Data records
## START

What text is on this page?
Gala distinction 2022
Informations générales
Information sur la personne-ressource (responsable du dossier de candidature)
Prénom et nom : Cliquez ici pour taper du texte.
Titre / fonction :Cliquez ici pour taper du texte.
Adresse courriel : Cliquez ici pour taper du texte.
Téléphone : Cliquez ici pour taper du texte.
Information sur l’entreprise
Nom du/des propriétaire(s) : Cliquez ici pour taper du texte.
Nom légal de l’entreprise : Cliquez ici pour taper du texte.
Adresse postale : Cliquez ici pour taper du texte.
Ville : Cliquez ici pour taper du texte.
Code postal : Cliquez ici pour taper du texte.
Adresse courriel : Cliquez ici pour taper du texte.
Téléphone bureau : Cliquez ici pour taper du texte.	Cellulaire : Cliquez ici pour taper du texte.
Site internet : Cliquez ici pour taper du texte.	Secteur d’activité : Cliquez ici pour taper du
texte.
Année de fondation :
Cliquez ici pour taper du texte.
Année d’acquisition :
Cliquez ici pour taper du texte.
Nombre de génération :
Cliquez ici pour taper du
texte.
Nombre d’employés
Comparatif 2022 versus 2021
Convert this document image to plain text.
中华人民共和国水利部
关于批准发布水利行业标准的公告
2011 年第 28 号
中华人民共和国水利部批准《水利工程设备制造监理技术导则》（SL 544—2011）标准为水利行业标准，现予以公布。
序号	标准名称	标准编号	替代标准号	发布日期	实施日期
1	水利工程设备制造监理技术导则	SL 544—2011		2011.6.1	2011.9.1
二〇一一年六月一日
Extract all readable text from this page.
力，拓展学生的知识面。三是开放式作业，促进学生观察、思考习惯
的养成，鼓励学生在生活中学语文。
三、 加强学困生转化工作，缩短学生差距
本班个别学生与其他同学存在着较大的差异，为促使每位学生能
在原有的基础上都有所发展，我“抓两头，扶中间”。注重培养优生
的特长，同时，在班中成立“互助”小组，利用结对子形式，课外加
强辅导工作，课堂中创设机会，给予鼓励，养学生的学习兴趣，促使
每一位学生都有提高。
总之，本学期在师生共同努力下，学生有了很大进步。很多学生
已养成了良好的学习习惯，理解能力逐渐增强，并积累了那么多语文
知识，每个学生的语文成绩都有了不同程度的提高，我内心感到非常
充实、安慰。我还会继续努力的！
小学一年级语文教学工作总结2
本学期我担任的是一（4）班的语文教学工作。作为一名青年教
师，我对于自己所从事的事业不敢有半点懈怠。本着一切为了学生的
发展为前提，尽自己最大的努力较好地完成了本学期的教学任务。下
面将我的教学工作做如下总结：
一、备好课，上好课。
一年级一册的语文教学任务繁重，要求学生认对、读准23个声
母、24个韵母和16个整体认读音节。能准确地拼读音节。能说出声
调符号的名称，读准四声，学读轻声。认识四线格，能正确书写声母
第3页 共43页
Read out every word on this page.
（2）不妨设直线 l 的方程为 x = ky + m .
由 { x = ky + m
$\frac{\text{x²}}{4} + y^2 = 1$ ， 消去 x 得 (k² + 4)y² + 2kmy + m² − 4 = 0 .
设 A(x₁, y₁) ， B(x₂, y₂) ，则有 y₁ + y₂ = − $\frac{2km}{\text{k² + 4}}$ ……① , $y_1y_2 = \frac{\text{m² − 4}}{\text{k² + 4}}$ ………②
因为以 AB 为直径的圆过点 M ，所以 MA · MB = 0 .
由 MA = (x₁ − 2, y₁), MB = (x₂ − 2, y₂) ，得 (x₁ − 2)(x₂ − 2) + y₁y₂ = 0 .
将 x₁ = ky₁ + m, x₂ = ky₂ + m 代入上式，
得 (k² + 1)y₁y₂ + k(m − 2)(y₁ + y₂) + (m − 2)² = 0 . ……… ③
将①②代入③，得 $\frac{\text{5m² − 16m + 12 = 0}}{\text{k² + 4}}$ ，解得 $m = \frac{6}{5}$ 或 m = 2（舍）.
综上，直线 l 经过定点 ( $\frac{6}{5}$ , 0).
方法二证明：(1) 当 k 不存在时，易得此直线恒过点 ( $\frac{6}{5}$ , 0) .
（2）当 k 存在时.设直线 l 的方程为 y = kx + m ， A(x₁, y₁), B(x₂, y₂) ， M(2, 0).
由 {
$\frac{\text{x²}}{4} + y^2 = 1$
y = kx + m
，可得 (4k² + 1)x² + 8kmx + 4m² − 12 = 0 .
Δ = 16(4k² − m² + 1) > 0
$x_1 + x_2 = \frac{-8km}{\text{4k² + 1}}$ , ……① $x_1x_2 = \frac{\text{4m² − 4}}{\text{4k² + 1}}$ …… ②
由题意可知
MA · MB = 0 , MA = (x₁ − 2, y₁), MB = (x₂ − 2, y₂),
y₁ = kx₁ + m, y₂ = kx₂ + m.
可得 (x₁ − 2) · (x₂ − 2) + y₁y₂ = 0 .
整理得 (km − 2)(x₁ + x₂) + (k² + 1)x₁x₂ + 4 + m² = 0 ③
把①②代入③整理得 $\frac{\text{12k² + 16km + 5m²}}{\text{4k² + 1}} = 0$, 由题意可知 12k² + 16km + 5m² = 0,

## END

### Description of the task
All lines of the data above that include the word "Téléphone" must be shown.

### Final result
Téléphone : Cliquez ici pour taper du texte.
Téléphone bureau : Cliquez ici pour taper du texte.	Cellulaire : Cliquez ici pour taper du texte.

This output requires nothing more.